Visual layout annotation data

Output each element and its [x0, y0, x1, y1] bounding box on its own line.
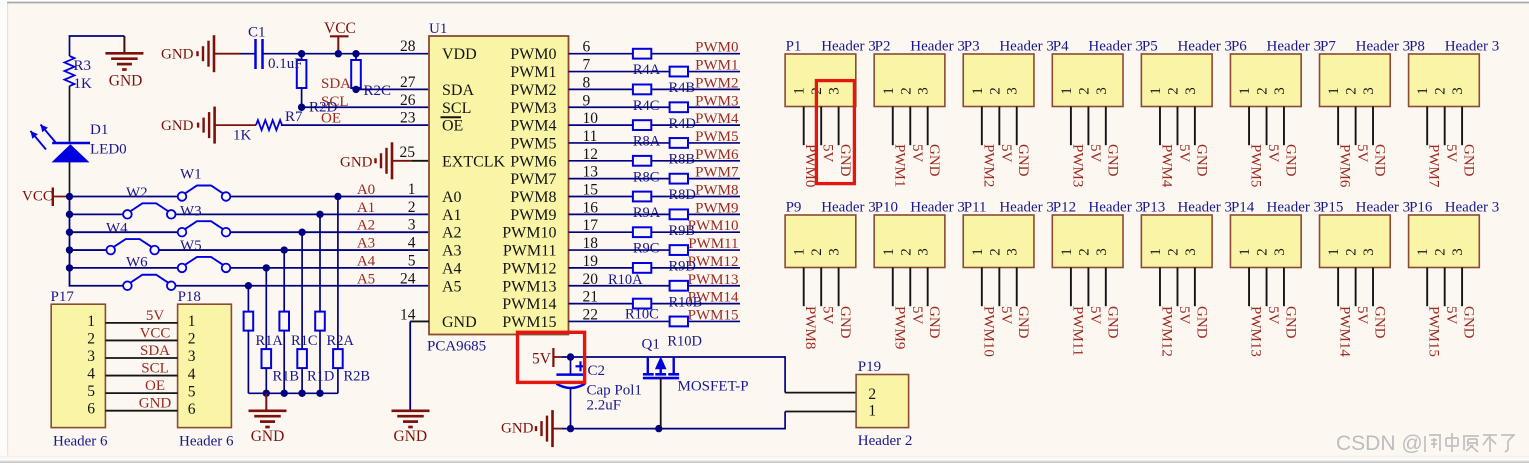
- svg-text:P5: P5: [1142, 39, 1158, 55]
- svg-text:PWM2: PWM2: [695, 75, 738, 91]
- svg-text:W4: W4: [106, 221, 128, 237]
- svg-text:2: 2: [188, 331, 196, 348]
- svg-text:5V: 5V: [909, 144, 925, 163]
- svg-text:21: 21: [583, 289, 599, 306]
- svg-text:Header 2: Header 2: [858, 433, 913, 449]
- svg-text:Header 3: Header 3: [821, 39, 876, 55]
- svg-text:P12: P12: [1053, 200, 1076, 216]
- svg-text:6: 6: [188, 401, 196, 418]
- svg-text:PWM7: PWM7: [1426, 144, 1442, 188]
- svg-text:W3: W3: [180, 204, 202, 220]
- svg-text:R3: R3: [74, 58, 92, 74]
- svg-text:PWM9: PWM9: [510, 207, 556, 224]
- svg-text:5V: 5V: [146, 308, 165, 324]
- svg-text:PWM14: PWM14: [688, 290, 739, 306]
- svg-text:12: 12: [583, 146, 599, 163]
- svg-text:VCC: VCC: [324, 20, 356, 37]
- svg-text:VDD: VDD: [442, 46, 477, 63]
- svg-text:PWM6: PWM6: [510, 153, 556, 170]
- svg-text:3: 3: [916, 87, 932, 95]
- svg-text:2: 2: [1255, 87, 1271, 95]
- svg-text:GND: GND: [340, 155, 373, 171]
- svg-text:5V: 5V: [1354, 306, 1370, 325]
- svg-text:2: 2: [1344, 87, 1360, 95]
- svg-text:Header 3: Header 3: [1088, 200, 1143, 216]
- svg-text:3: 3: [1094, 87, 1110, 95]
- svg-text:PWM14: PWM14: [502, 296, 556, 313]
- svg-text:7: 7: [583, 57, 591, 74]
- svg-text:3: 3: [408, 217, 416, 234]
- svg-text:A3: A3: [357, 236, 375, 252]
- svg-text:PWM1: PWM1: [695, 58, 738, 74]
- svg-text:Header 6: Header 6: [53, 434, 108, 450]
- svg-text:PWM13: PWM13: [502, 278, 556, 295]
- svg-text:R10D: R10D: [667, 334, 702, 350]
- svg-text:26: 26: [400, 92, 416, 109]
- svg-text:PWM4: PWM4: [695, 111, 739, 127]
- svg-text:5V: 5V: [820, 144, 836, 163]
- svg-text:14: 14: [400, 306, 416, 323]
- svg-text:5V: 5V: [1087, 144, 1103, 163]
- svg-text:PWM1: PWM1: [891, 144, 907, 187]
- svg-text:1: 1: [970, 248, 986, 256]
- svg-text:PWM7: PWM7: [695, 165, 739, 181]
- svg-text:3: 3: [1361, 248, 1377, 256]
- svg-text:2: 2: [1433, 87, 1449, 95]
- svg-text:P9: P9: [786, 200, 802, 216]
- svg-text:1: 1: [1415, 87, 1431, 95]
- svg-text:3: 3: [1183, 248, 1199, 256]
- svg-text:5V: 5V: [1265, 144, 1281, 163]
- svg-text:3: 3: [1450, 248, 1466, 256]
- svg-text:PWM14: PWM14: [1337, 306, 1353, 357]
- svg-text:10: 10: [583, 110, 599, 127]
- svg-text:11: 11: [583, 128, 598, 145]
- svg-text:EXTCLK: EXTCLK: [442, 153, 506, 170]
- svg-text:R8C: R8C: [633, 169, 660, 185]
- svg-text:PWM11: PWM11: [1069, 306, 1085, 356]
- svg-text:1: 1: [408, 181, 416, 198]
- svg-text:A2: A2: [442, 225, 462, 242]
- svg-text:D1: D1: [90, 122, 108, 138]
- svg-text:P3: P3: [964, 39, 980, 55]
- svg-text:Header 3: Header 3: [910, 39, 965, 55]
- svg-text:5V: 5V: [1443, 306, 1459, 325]
- svg-text:2: 2: [809, 248, 825, 256]
- svg-text:GND: GND: [442, 314, 477, 331]
- svg-text:GND: GND: [1015, 144, 1031, 177]
- svg-text:5V: 5V: [1354, 144, 1370, 163]
- svg-text:1K: 1K: [74, 76, 93, 92]
- svg-text:GND: GND: [837, 306, 853, 339]
- svg-text:SCL: SCL: [321, 94, 349, 110]
- svg-text:6: 6: [87, 401, 95, 418]
- svg-text:3: 3: [1272, 87, 1288, 95]
- svg-text:1: 1: [970, 87, 986, 95]
- svg-text:VCC: VCC: [22, 189, 53, 205]
- svg-text:PWM15: PWM15: [1426, 306, 1442, 357]
- svg-text:1: 1: [792, 248, 808, 256]
- svg-text:Header 3: Header 3: [1356, 39, 1411, 55]
- svg-text:P7: P7: [1320, 39, 1336, 55]
- svg-text:25: 25: [400, 144, 416, 161]
- svg-text:R1C: R1C: [291, 333, 318, 349]
- svg-text:PWM13: PWM13: [1248, 306, 1264, 357]
- svg-text:P6: P6: [1231, 39, 1247, 55]
- svg-text:GND: GND: [1372, 306, 1388, 339]
- svg-text:1: 1: [1059, 248, 1075, 256]
- svg-text:GND: GND: [1193, 306, 1209, 339]
- svg-text:28: 28: [400, 38, 416, 55]
- svg-text:OE: OE: [442, 118, 463, 135]
- svg-text:Header 3: Header 3: [1177, 200, 1232, 216]
- svg-text:PWM8: PWM8: [510, 189, 556, 206]
- svg-text:PWM5: PWM5: [1248, 144, 1264, 187]
- svg-text:2: 2: [87, 330, 95, 347]
- svg-text:1: 1: [1237, 87, 1253, 95]
- svg-text:SDA: SDA: [140, 343, 170, 359]
- svg-text:1: 1: [868, 403, 876, 420]
- svg-text:5V: 5V: [909, 306, 925, 325]
- svg-text:PWM2: PWM2: [510, 82, 556, 99]
- svg-text:15: 15: [583, 182, 599, 199]
- svg-text:R9C: R9C: [633, 241, 660, 257]
- svg-text:W1: W1: [180, 167, 202, 183]
- svg-text:R9A: R9A: [633, 205, 661, 221]
- svg-text:GND: GND: [109, 72, 143, 89]
- svg-text:PWM11: PWM11: [503, 243, 557, 260]
- svg-text:Header 3: Header 3: [1267, 200, 1322, 216]
- svg-text:PWM9: PWM9: [891, 306, 907, 349]
- svg-text:P19: P19: [858, 359, 881, 375]
- svg-text:4: 4: [408, 235, 416, 252]
- svg-text:W2: W2: [126, 185, 148, 201]
- svg-text:C2: C2: [588, 363, 606, 379]
- svg-text:Header 3: Header 3: [910, 200, 965, 216]
- svg-text:GND: GND: [1104, 144, 1120, 177]
- svg-text:2: 2: [898, 87, 914, 95]
- svg-text:PWM4: PWM4: [510, 118, 556, 135]
- svg-text:5: 5: [87, 383, 95, 400]
- svg-text:R4B: R4B: [669, 80, 696, 96]
- svg-text:P13: P13: [1142, 200, 1165, 216]
- svg-text:PWM10: PWM10: [688, 218, 739, 234]
- svg-text:LED0: LED0: [90, 142, 127, 158]
- svg-text:2: 2: [987, 87, 1003, 95]
- svg-text:Cap Pol1: Cap Pol1: [587, 383, 642, 399]
- svg-text:19: 19: [583, 253, 599, 270]
- svg-text:3: 3: [916, 248, 932, 256]
- svg-text:23: 23: [400, 110, 416, 127]
- svg-text:6: 6: [583, 39, 591, 56]
- svg-text:P14: P14: [1231, 200, 1255, 216]
- svg-text:PWM10: PWM10: [502, 225, 556, 242]
- svg-text:GND: GND: [501, 420, 534, 436]
- svg-text:3: 3: [827, 248, 843, 256]
- svg-text:R2A: R2A: [327, 333, 355, 349]
- svg-text:R1D: R1D: [307, 369, 334, 385]
- svg-text:PWM4: PWM4: [1158, 144, 1174, 188]
- svg-text:R2B: R2B: [344, 369, 371, 385]
- svg-text:GND: GND: [926, 306, 942, 339]
- svg-text:3: 3: [87, 348, 95, 365]
- svg-text:SCL: SCL: [141, 361, 169, 377]
- svg-text:P11: P11: [964, 200, 987, 216]
- svg-text:24: 24: [400, 270, 416, 287]
- svg-text:R7: R7: [285, 109, 303, 125]
- svg-text:SDA: SDA: [442, 82, 474, 99]
- svg-text:3: 3: [1450, 87, 1466, 95]
- svg-text:2: 2: [1165, 248, 1181, 256]
- svg-text:PCA9685: PCA9685: [427, 339, 486, 355]
- svg-text:2: 2: [408, 199, 416, 216]
- svg-text:PWM12: PWM12: [1158, 306, 1174, 357]
- svg-text:PWM9: PWM9: [695, 200, 738, 216]
- svg-text:Header 3: Header 3: [1177, 39, 1232, 55]
- svg-text:3: 3: [827, 87, 843, 95]
- svg-text:W5: W5: [180, 238, 202, 254]
- svg-text:Header 3: Header 3: [999, 200, 1054, 216]
- svg-text:U1: U1: [429, 21, 447, 37]
- svg-text:Header 3: Header 3: [1088, 39, 1143, 55]
- svg-text:PWM11: PWM11: [688, 236, 738, 252]
- svg-text:5V: 5V: [998, 144, 1014, 163]
- svg-text:Header 3: Header 3: [821, 200, 876, 216]
- svg-text:PWM5: PWM5: [695, 129, 738, 145]
- svg-text:1: 1: [1148, 87, 1164, 95]
- svg-text:Header 3: Header 3: [1445, 39, 1500, 55]
- svg-text:Header 3: Header 3: [1356, 200, 1411, 216]
- svg-text:A5: A5: [357, 271, 375, 287]
- svg-text:5V: 5V: [998, 306, 1014, 325]
- svg-text:PWM3: PWM3: [695, 93, 738, 109]
- svg-text:2: 2: [1344, 248, 1360, 256]
- svg-text:SDA: SDA: [321, 76, 351, 92]
- svg-text:W6: W6: [126, 255, 148, 271]
- svg-text:GND: GND: [1461, 306, 1477, 339]
- svg-text:1: 1: [1237, 248, 1253, 256]
- svg-text:1: 1: [1148, 248, 1164, 256]
- svg-text:3: 3: [1094, 248, 1110, 256]
- svg-text:PWM10: PWM10: [980, 306, 996, 357]
- svg-text:9: 9: [583, 92, 591, 109]
- svg-text:16: 16: [583, 199, 599, 216]
- svg-text:8: 8: [583, 74, 591, 91]
- svg-text:GND: GND: [1104, 306, 1120, 339]
- svg-text:P18: P18: [178, 289, 201, 305]
- svg-text:P15: P15: [1320, 200, 1343, 216]
- svg-text:5V: 5V: [1176, 144, 1192, 163]
- svg-text:PWM7: PWM7: [510, 171, 556, 188]
- svg-text:5V: 5V: [1443, 144, 1459, 163]
- svg-text:2: 2: [898, 248, 914, 256]
- svg-text:1: 1: [1326, 87, 1342, 95]
- svg-text:22: 22: [583, 306, 599, 323]
- svg-text:3: 3: [1005, 87, 1021, 95]
- svg-text:3: 3: [1183, 87, 1199, 95]
- svg-text:P8: P8: [1409, 39, 1425, 55]
- svg-text:0.1uF: 0.1uF: [268, 56, 303, 72]
- svg-text:PWM12: PWM12: [688, 254, 739, 270]
- svg-text:A0: A0: [357, 182, 375, 198]
- svg-text:GND: GND: [1282, 306, 1298, 339]
- svg-text:R4A: R4A: [633, 62, 661, 78]
- svg-text:P17: P17: [51, 289, 75, 305]
- svg-text:GND: GND: [1193, 144, 1209, 177]
- svg-text:GND: GND: [251, 428, 285, 445]
- svg-text:PWM6: PWM6: [695, 147, 739, 163]
- svg-text:A2: A2: [357, 218, 375, 234]
- svg-text:PWM3: PWM3: [1069, 144, 1085, 187]
- svg-text:4: 4: [188, 366, 196, 383]
- svg-text:1: 1: [87, 313, 95, 330]
- svg-text:P16: P16: [1409, 200, 1433, 216]
- svg-text:2: 2: [1076, 248, 1092, 256]
- svg-text:GND: GND: [139, 396, 172, 412]
- svg-text:5V: 5V: [820, 306, 836, 325]
- svg-text:1: 1: [881, 248, 897, 256]
- svg-text:5V: 5V: [1087, 306, 1103, 325]
- svg-text:1K: 1K: [233, 128, 252, 144]
- svg-text:Q1: Q1: [642, 337, 660, 353]
- svg-text:OE: OE: [145, 378, 165, 394]
- svg-text:R2C: R2C: [364, 83, 392, 99]
- svg-text:R4C: R4C: [633, 98, 660, 114]
- svg-text:PWM0: PWM0: [695, 40, 738, 56]
- svg-text:P1: P1: [786, 39, 802, 55]
- svg-text:2: 2: [1076, 87, 1092, 95]
- svg-text:PWM0: PWM0: [510, 46, 556, 63]
- svg-text:A1: A1: [442, 207, 462, 224]
- svg-text:PWM8: PWM8: [695, 183, 738, 199]
- svg-text:GND: GND: [837, 144, 853, 177]
- svg-text:Header 6: Header 6: [179, 434, 234, 450]
- svg-text:Header 3: Header 3: [999, 39, 1054, 55]
- svg-text:2: 2: [868, 386, 876, 403]
- svg-text:13: 13: [583, 164, 599, 181]
- svg-text:R4D: R4D: [669, 116, 696, 132]
- svg-text:PWM12: PWM12: [502, 260, 556, 277]
- svg-text:GND: GND: [394, 428, 428, 445]
- svg-text:A5: A5: [442, 278, 462, 295]
- svg-text:A4: A4: [357, 253, 376, 269]
- svg-text:1: 1: [1415, 248, 1431, 256]
- svg-text:5: 5: [408, 252, 416, 269]
- svg-text:Header 3: Header 3: [1267, 39, 1322, 55]
- svg-text:R10C: R10C: [625, 307, 659, 323]
- svg-text:A1: A1: [357, 200, 375, 216]
- svg-text:2: 2: [987, 248, 1003, 256]
- svg-text:P2: P2: [875, 39, 891, 55]
- svg-text:A4: A4: [442, 260, 462, 277]
- svg-text:17: 17: [583, 217, 599, 234]
- svg-text:GND: GND: [161, 47, 194, 63]
- svg-text:C1: C1: [248, 25, 266, 41]
- svg-text:Header 3: Header 3: [1445, 200, 1500, 216]
- svg-text:3: 3: [188, 348, 196, 365]
- svg-text:1: 1: [881, 87, 897, 95]
- svg-text:PWM3: PWM3: [510, 100, 556, 117]
- svg-text:R1A: R1A: [256, 333, 284, 349]
- svg-text:2: 2: [1433, 248, 1449, 256]
- svg-text:PWM8: PWM8: [802, 306, 818, 349]
- svg-text:OE: OE: [321, 111, 341, 127]
- svg-text:R8A: R8A: [633, 134, 661, 150]
- svg-text:5: 5: [188, 383, 196, 400]
- svg-text:A0: A0: [442, 189, 462, 206]
- svg-text:3: 3: [1272, 248, 1288, 256]
- svg-text:GND: GND: [926, 144, 942, 177]
- svg-text:PWM15: PWM15: [502, 314, 556, 331]
- svg-text:5V: 5V: [532, 351, 552, 368]
- svg-text:18: 18: [583, 235, 599, 252]
- svg-text:GND: GND: [1372, 144, 1388, 177]
- svg-text:PWM13: PWM13: [688, 272, 739, 288]
- svg-text:20: 20: [583, 271, 599, 288]
- svg-text:CSDN @: CSDN @: [1336, 432, 1423, 455]
- svg-text:5V: 5V: [1176, 306, 1192, 325]
- svg-text:GND: GND: [1282, 144, 1298, 177]
- svg-text:27: 27: [400, 74, 416, 91]
- svg-text:1: 1: [188, 313, 196, 330]
- svg-text:2: 2: [1255, 248, 1271, 256]
- svg-text:GND: GND: [161, 118, 194, 134]
- svg-text:P4: P4: [1053, 39, 1069, 55]
- svg-text:A3: A3: [442, 243, 462, 260]
- svg-text:SCL: SCL: [442, 100, 471, 117]
- svg-text:2.2uF: 2.2uF: [587, 398, 622, 414]
- svg-text:3: 3: [1005, 248, 1021, 256]
- svg-text:R8D: R8D: [669, 187, 696, 203]
- svg-text:PWM2: PWM2: [980, 144, 996, 187]
- svg-text:3: 3: [1361, 87, 1377, 95]
- svg-text:PWM15: PWM15: [688, 307, 739, 323]
- svg-text:VCC: VCC: [140, 325, 171, 341]
- svg-text:PWM1: PWM1: [510, 64, 556, 81]
- svg-text:GND: GND: [1015, 306, 1031, 339]
- svg-text:MOSFET-P: MOSFET-P: [678, 379, 749, 395]
- svg-text:PWM6: PWM6: [1337, 144, 1353, 188]
- svg-text:R1B: R1B: [273, 369, 300, 385]
- svg-text:PWM5: PWM5: [510, 135, 556, 152]
- svg-text:GND: GND: [1461, 144, 1477, 177]
- svg-text:1: 1: [792, 87, 808, 95]
- svg-text:4: 4: [87, 366, 95, 383]
- svg-text:5V: 5V: [1265, 306, 1281, 325]
- svg-text:2: 2: [1165, 87, 1181, 95]
- svg-text:1: 1: [1059, 87, 1075, 95]
- svg-text:R8B: R8B: [669, 151, 696, 167]
- svg-text:P10: P10: [875, 200, 898, 216]
- svg-text:1: 1: [1326, 248, 1342, 256]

• **Brief**: Please transcribe the lines of the data, starting at the line that contains "- svg-text:P5: P5: [1142, 39, 1158, 55]" and ending with the line that contains "- svg-text:2: 2: [1433, 87, 1449, 95]", including both.

• **Answer to the exercise**:
- svg-text:P5: P5: [1142, 39, 1158, 55]
- svg-text:PWM2: PWM2: [695, 75, 738, 91]
- svg-text:W4: W4: [106, 221, 128, 237]
- svg-text:2: 2: [188, 331, 196, 348]
- svg-text:5V: 5V: [909, 144, 925, 163]
- svg-text:21: 21: [583, 289, 599, 306]
- svg-text:Header 2: Header 2: [858, 433, 913, 449]
- svg-text:Header 3: Header 3: [821, 39, 876, 55]
- svg-text:P12: P12: [1053, 200, 1076, 216]
- svg-text:6: 6: [188, 401, 196, 418]
- svg-text:PWM7: PWM7: [1426, 144, 1442, 188]
- svg-text:W3: W3: [180, 204, 202, 220]
- svg-text:R3: R3: [74, 58, 92, 74]
- svg-text:PWM9: PWM9: [510, 207, 556, 224]
- svg-text:5V: 5V: [146, 308, 165, 324]
- svg-text:PWM14: PWM14: [688, 290, 739, 306]
- svg-text:12: 12: [583, 146, 599, 163]
- svg-text:VCC: VCC: [324, 20, 356, 37]
- svg-text:VDD: VDD: [442, 46, 477, 63]
- svg-text:PWM6: PWM6: [510, 153, 556, 170]
- svg-text:3: 3: [916, 87, 932, 95]
- svg-text:2: 2: [1255, 87, 1271, 95]
- svg-text:GND: GND: [340, 155, 373, 171]
- svg-text:5V: 5V: [1354, 306, 1370, 325]
- svg-text:2: 2: [1344, 87, 1360, 95]
- svg-text:Header 3: Header 3: [1088, 200, 1143, 216]
- svg-text:3: 3: [1094, 87, 1110, 95]
- svg-text:PWM14: PWM14: [502, 296, 556, 313]
- svg-text:7: 7: [583, 57, 591, 74]
- svg-text:3: 3: [408, 217, 416, 234]
- svg-text:A3: A3: [357, 236, 375, 252]
- svg-text:PWM1: PWM1: [695, 58, 738, 74]
- svg-text:Header 6: Header 6: [53, 434, 108, 450]
- svg-text:PWM13: PWM13: [502, 278, 556, 295]
- svg-text:R10D: R10D: [667, 334, 702, 350]
- svg-text:26: 26: [400, 92, 416, 109]
- svg-text:PWM4: PWM4: [695, 111, 739, 127]
- svg-text:5V: 5V: [820, 144, 836, 163]
- svg-text:14: 14: [400, 306, 416, 323]
- svg-text:5V: 5V: [1087, 144, 1103, 163]
- svg-text:PWM1: PWM1: [891, 144, 907, 187]
- svg-text:1: 1: [970, 248, 986, 256]
- svg-text:PWM7: PWM7: [695, 165, 739, 181]
- svg-text:3: 3: [1361, 248, 1377, 256]
- svg-text:2: 2: [1433, 87, 1449, 95]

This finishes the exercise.